=== DO THIS ===
Identify and pull out each line of the entries in which "color" occurs.

=== PROVIDED DATA ===
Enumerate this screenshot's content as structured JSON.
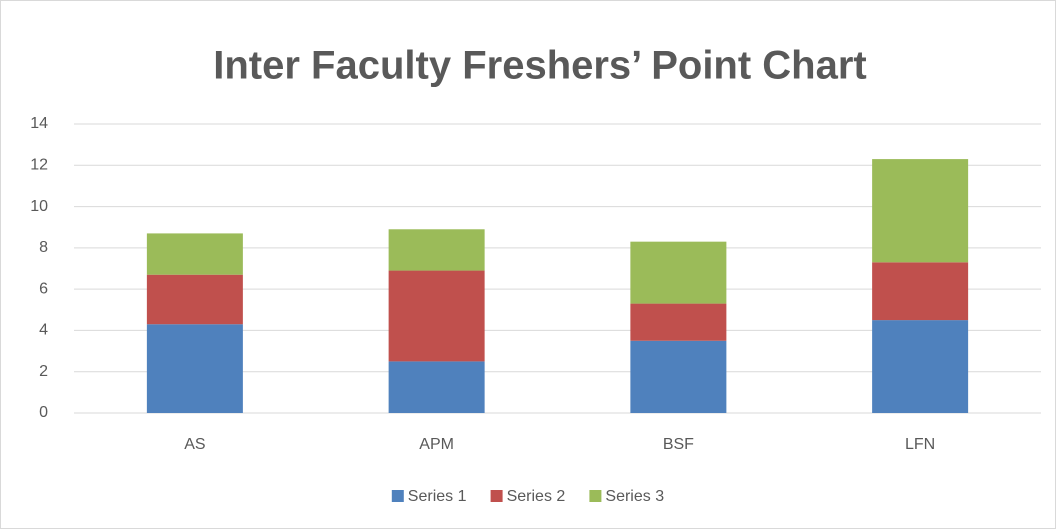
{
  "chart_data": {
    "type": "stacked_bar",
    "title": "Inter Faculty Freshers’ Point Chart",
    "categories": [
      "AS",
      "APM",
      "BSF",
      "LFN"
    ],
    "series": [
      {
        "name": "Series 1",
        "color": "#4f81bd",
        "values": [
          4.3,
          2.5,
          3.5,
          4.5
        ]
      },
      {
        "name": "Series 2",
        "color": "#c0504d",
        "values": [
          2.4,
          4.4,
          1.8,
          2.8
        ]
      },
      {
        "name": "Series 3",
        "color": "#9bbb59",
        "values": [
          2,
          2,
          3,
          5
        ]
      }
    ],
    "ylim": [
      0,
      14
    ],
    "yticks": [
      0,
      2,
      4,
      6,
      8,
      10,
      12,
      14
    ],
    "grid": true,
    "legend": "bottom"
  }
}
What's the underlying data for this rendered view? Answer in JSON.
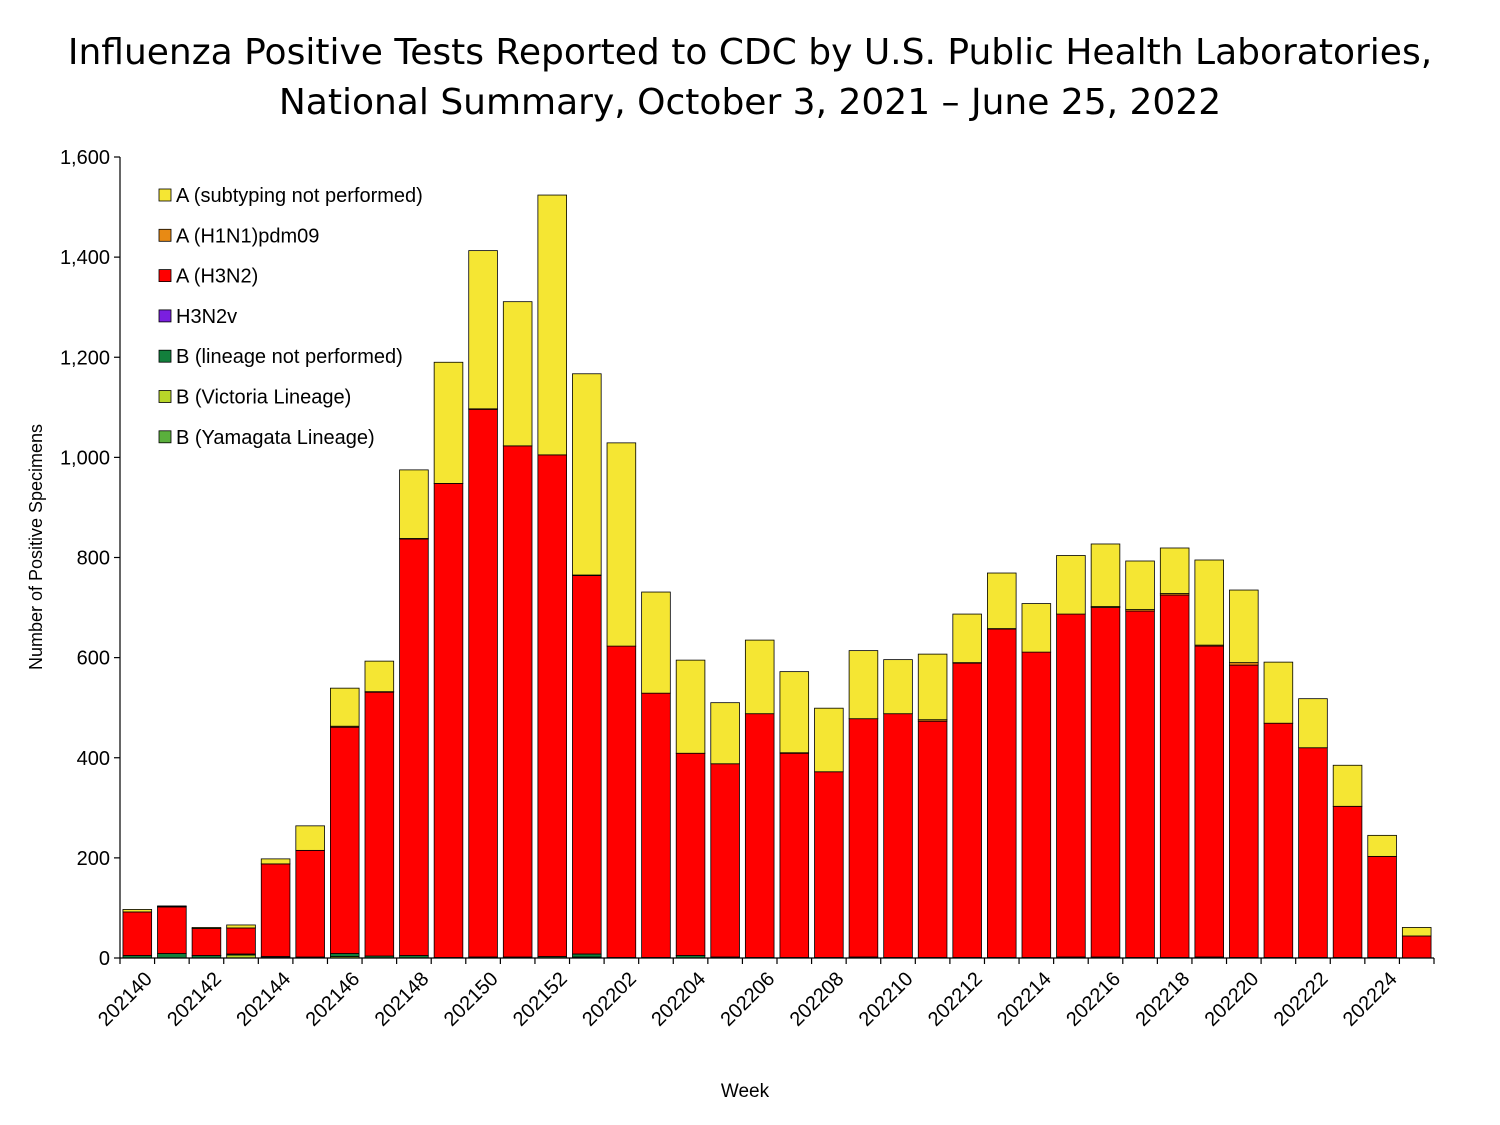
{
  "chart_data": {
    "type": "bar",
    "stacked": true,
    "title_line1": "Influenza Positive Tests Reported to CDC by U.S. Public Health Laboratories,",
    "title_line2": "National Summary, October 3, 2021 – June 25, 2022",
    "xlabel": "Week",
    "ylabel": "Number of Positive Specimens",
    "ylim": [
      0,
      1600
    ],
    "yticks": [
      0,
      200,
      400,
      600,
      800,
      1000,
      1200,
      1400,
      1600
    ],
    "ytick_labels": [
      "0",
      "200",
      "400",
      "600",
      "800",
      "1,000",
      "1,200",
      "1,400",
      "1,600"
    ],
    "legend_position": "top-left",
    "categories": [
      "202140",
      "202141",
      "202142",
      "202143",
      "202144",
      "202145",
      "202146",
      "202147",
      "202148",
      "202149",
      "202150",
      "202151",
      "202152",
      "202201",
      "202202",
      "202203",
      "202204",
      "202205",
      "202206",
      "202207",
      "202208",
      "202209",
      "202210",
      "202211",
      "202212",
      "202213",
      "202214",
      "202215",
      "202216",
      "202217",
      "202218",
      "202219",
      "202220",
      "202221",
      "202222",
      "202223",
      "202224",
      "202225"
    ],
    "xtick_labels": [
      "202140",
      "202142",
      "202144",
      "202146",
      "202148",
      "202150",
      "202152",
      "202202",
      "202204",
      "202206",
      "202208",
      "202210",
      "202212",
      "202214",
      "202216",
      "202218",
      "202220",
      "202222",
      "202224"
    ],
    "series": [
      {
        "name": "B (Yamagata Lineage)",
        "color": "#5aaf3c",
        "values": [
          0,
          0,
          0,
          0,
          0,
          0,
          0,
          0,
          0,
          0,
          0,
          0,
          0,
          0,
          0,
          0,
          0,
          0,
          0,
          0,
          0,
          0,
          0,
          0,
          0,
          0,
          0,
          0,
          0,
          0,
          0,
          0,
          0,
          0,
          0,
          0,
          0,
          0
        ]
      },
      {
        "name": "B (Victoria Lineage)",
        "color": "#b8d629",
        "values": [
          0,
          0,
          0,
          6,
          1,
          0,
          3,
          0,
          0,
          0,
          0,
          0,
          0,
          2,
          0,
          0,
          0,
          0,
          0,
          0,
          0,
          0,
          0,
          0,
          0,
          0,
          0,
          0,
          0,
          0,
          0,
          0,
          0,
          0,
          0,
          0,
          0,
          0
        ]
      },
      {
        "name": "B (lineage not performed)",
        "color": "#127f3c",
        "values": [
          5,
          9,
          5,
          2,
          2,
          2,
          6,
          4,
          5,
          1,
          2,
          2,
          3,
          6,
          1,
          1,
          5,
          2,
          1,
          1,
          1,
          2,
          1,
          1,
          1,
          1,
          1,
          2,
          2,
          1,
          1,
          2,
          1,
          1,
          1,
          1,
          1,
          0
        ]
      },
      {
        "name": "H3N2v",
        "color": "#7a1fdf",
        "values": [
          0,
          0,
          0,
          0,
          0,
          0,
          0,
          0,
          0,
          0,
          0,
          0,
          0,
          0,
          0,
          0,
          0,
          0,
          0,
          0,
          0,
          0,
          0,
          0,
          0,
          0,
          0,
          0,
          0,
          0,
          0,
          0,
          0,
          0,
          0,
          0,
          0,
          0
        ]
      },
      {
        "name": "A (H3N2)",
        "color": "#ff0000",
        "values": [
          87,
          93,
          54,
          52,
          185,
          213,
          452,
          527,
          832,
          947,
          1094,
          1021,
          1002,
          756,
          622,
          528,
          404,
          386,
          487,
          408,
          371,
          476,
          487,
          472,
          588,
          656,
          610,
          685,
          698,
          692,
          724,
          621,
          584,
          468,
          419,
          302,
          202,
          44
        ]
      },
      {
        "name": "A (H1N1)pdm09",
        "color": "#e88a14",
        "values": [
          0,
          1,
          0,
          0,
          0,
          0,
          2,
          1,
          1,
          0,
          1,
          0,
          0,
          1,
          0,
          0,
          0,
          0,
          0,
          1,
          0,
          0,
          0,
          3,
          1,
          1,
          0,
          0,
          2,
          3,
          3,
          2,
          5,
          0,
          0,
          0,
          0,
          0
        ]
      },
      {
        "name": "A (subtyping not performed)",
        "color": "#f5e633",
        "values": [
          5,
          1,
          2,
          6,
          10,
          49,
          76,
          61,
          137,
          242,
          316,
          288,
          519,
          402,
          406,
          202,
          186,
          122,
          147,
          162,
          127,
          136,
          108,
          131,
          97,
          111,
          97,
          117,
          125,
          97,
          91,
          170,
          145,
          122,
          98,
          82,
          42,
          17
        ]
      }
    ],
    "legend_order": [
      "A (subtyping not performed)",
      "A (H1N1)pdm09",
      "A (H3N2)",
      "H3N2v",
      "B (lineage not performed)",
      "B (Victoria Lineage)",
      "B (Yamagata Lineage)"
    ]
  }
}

=== WORKED ANSWER ===
        "color": "#4f81bd",
        "color": "#c0504d",
        "color": "#9bbb59",
        "color": "#5aaf3c",
        "color": "#b8d629",
        "color": "#127f3c",
        "color": "#7a1fdf",
        "color": "#ff0000",
        "color": "#e88a14",
        "color": "#f5e633",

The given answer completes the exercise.